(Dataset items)
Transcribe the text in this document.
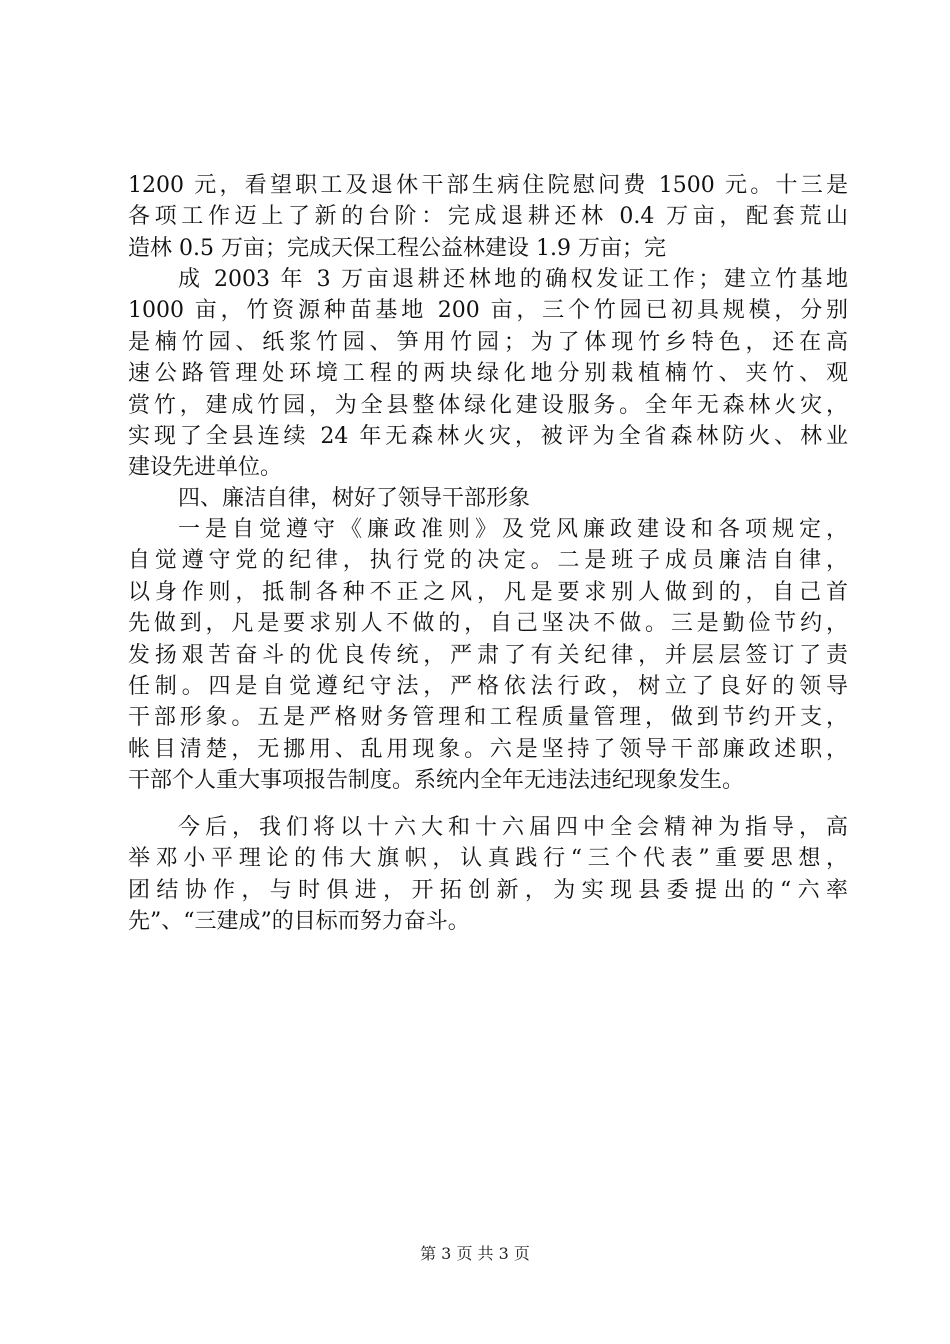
1200 元，看望职工及退休干部生病住院慰问费 1500 元。十三是
各项工作迈上了新的台阶：完成退耕还林 0.4 万亩，配套荒山
造林 0.5 万亩；完成天保工程公益林建设 1.9 万亩；完
成 2003 年 3 万亩退耕还林地的确权发证工作；建立竹基地
1000 亩，竹资源种苗基地 200 亩，三个竹园已初具规模，分别
是楠竹园、纸浆竹园、笋用竹园；为了体现竹乡特色，还在高
速公路管理处环境工程的两块绿化地分别栽植楠竹、夹竹、观
赏竹，建成竹园，为全县整体绿化建设服务。全年无森林火灾，
实现了全县连续 24 年无森林火灾，被评为全省森林防火、林业
建设先进单位。
四、廉洁自律，树好了领导干部形象
一是自觉遵守《廉政准则》及党风廉政建设和各项规定，
自觉遵守党的纪律，执行党的决定。二是班子成员廉洁自律，
以身作则，抵制各种不正之风，凡是要求别人做到的，自己首
先做到，凡是要求别人不做的，自己坚决不做。三是勤俭节约，
发扬艰苦奋斗的优良传统，严肃了有关纪律，并层层签订了责
任制。四是自觉遵纪守法，严格依法行政，树立了良好的领导
干部形象。五是严格财务管理和工程质量管理，做到节约开支，
帐目清楚，无挪用、乱用现象。六是坚持了领导干部廉政述职，
干部个人重大事项报告制度。系统内全年无违法违纪现象发生。
今后，我们将以十六大和十六届四中全会精神为指导，高
举邓小平理论的伟大旗帜，认真践行“三个代表”重要思想，
团结协作，与时俱进，开拓创新，为实现县委提出的“六率
先”、“三建成”的目标而努力奋斗。
第 3 页 共 3 页
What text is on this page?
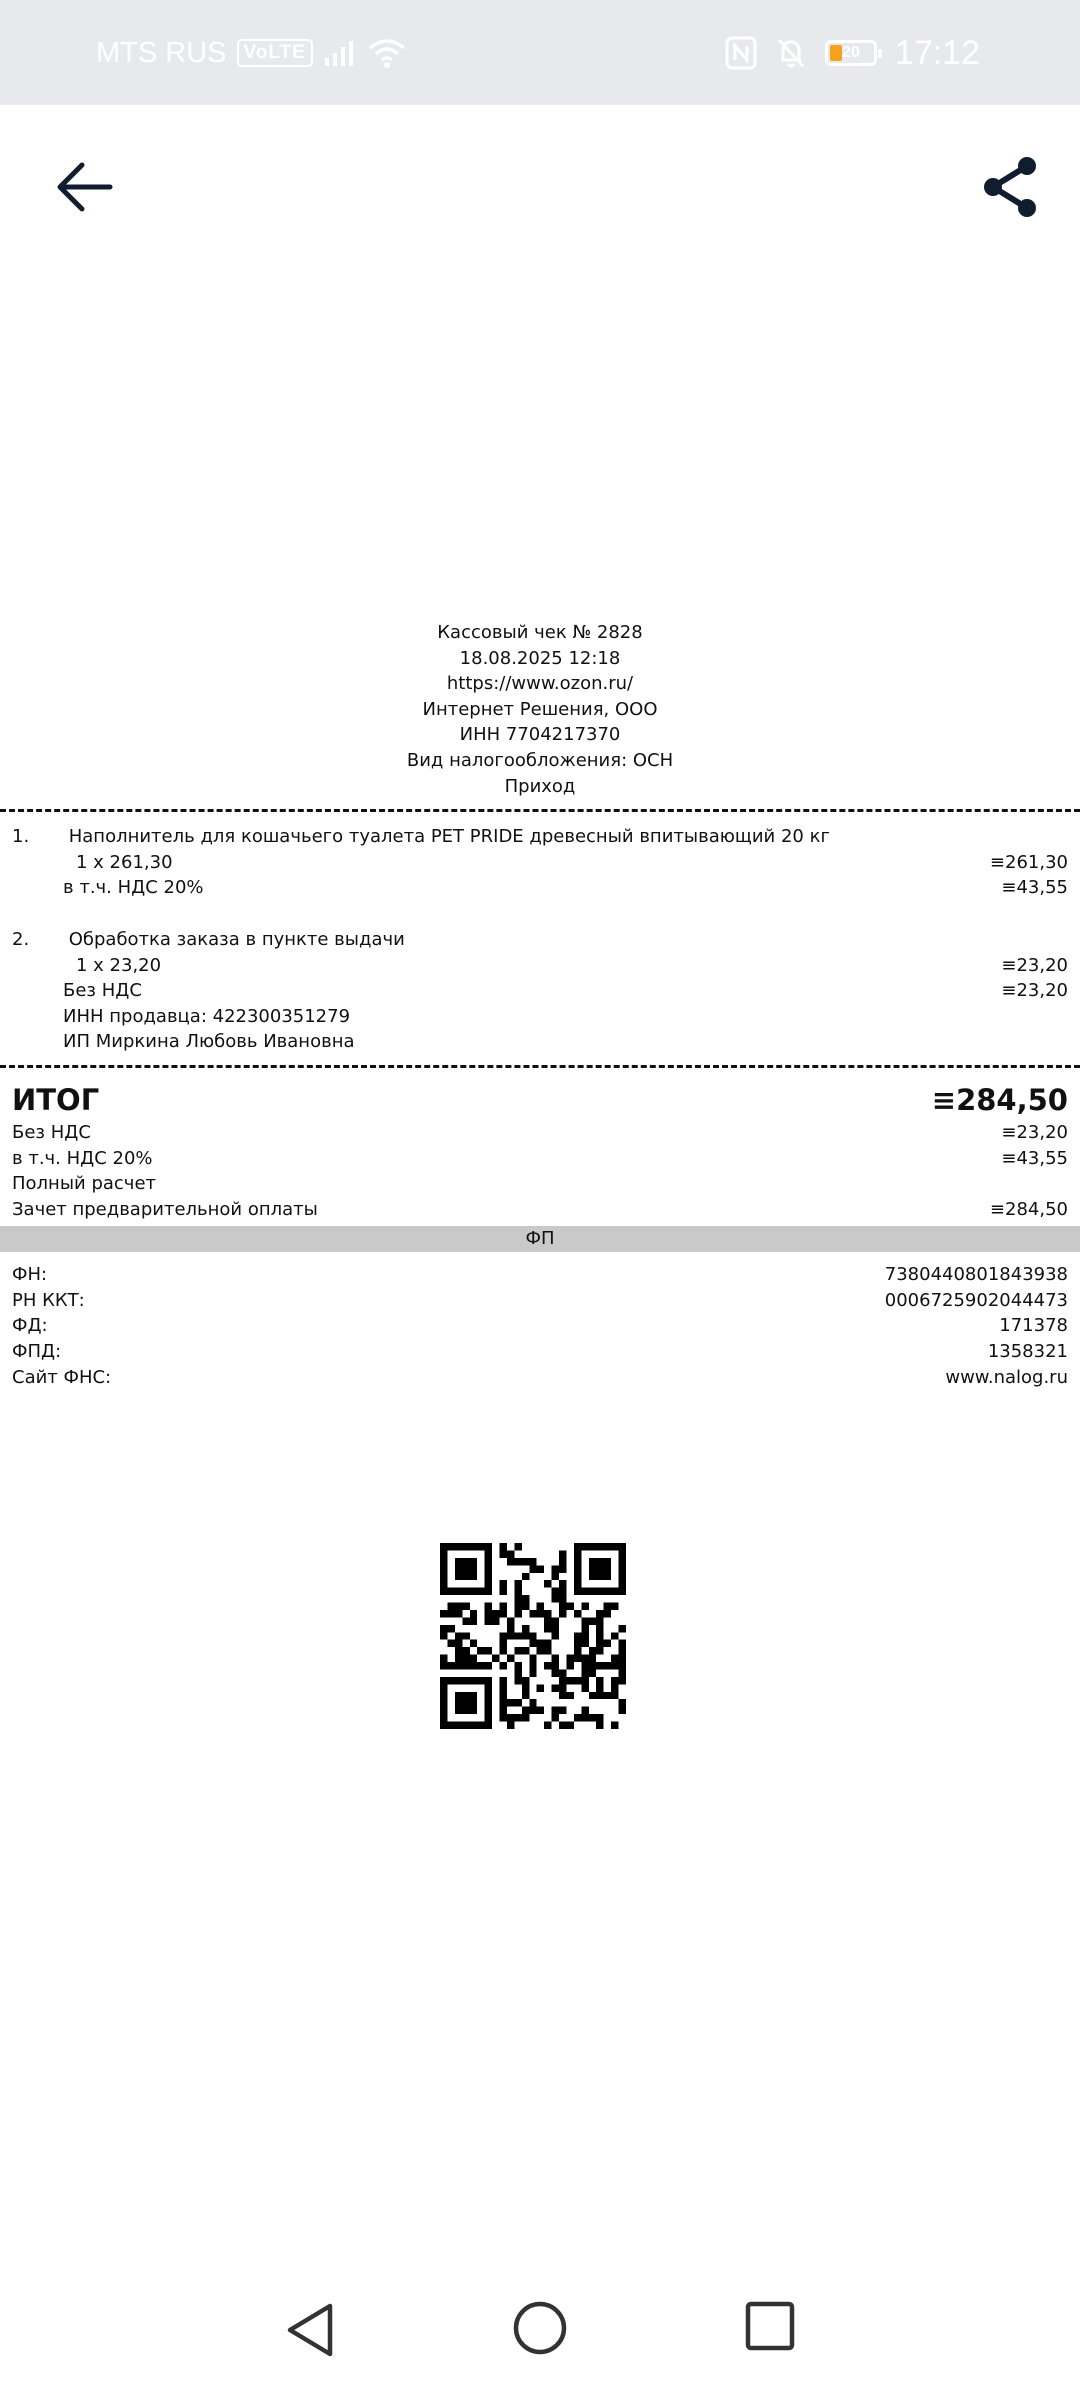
MTS RUS VoLTE	20	17:12
Кассовый чек № 2828
18.08.2025 12:18
https://www.ozon.ru/
Интернет Решения, ООО
ИНН 7704217370
Вид налогообложения: ОСН
Приход
1. Наполнитель для кошачьего туалета PET PRIDE древесный впитывающий 20 кг
1 х 261,30	≡261,30
в т.ч. НДС 20%	≡43,55
2. Обработка заказа в пункте выдачи
1 х 23,20	≡23,20
Без НДС	≡23,20
ИНН продавца: 422300351279
ИП Миркина Любовь Ивановна
ИТОГ	≡284,50
Без НДС	≡23,20
в т.ч. НДС 20%	≡43,55
Полный расчет
Зачет предварительной оплаты	≡284,50
ФП
ФН:	7380440801843938
РН ККТ:	0006725902044473
ФД:	171378
ФПД:	1358321
Сайт ФНС:	www.nalog.ru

▶ _TASK STATEMENT_
Copy all lines from the listing that contain "this".

▶ _CORRECT OUTPUT_
Transcribe the text in this document.
What text is on this page?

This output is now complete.